What the task requires:
Wherever "útil" appears in a line, list that line.

Available records:
....

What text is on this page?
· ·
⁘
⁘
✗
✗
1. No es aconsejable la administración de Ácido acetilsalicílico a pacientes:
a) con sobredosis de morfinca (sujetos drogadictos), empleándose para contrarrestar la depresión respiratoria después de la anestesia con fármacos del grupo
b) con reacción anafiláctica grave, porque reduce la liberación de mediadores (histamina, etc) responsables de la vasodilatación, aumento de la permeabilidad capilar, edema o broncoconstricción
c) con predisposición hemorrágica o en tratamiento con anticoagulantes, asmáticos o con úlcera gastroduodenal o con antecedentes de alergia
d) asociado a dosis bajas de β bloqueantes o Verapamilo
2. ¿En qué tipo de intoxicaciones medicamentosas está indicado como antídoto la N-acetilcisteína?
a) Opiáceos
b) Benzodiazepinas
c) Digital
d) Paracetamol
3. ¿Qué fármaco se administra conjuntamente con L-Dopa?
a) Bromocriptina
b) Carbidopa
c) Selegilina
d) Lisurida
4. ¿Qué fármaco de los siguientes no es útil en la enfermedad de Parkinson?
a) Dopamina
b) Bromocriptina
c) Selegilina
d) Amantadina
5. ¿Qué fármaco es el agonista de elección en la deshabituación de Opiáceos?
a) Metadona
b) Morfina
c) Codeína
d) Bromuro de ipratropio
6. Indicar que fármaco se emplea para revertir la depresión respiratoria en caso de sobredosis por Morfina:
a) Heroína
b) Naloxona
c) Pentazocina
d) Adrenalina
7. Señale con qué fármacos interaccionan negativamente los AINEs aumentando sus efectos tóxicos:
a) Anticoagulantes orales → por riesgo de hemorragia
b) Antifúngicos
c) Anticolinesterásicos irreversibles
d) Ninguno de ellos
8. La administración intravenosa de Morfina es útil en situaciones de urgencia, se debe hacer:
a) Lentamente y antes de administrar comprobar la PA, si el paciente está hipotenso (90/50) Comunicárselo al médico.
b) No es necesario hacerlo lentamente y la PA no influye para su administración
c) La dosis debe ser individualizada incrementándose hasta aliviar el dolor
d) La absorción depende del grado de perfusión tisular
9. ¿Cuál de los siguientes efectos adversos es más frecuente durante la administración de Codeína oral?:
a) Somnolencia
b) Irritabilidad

....

Answer to the problem:
4. ¿Qué fármaco de los siguientes no es útil en la enfermedad de Parkinson?
8. La administración intravenosa de Morfina es útil en situaciones de urgencia, se debe hacer:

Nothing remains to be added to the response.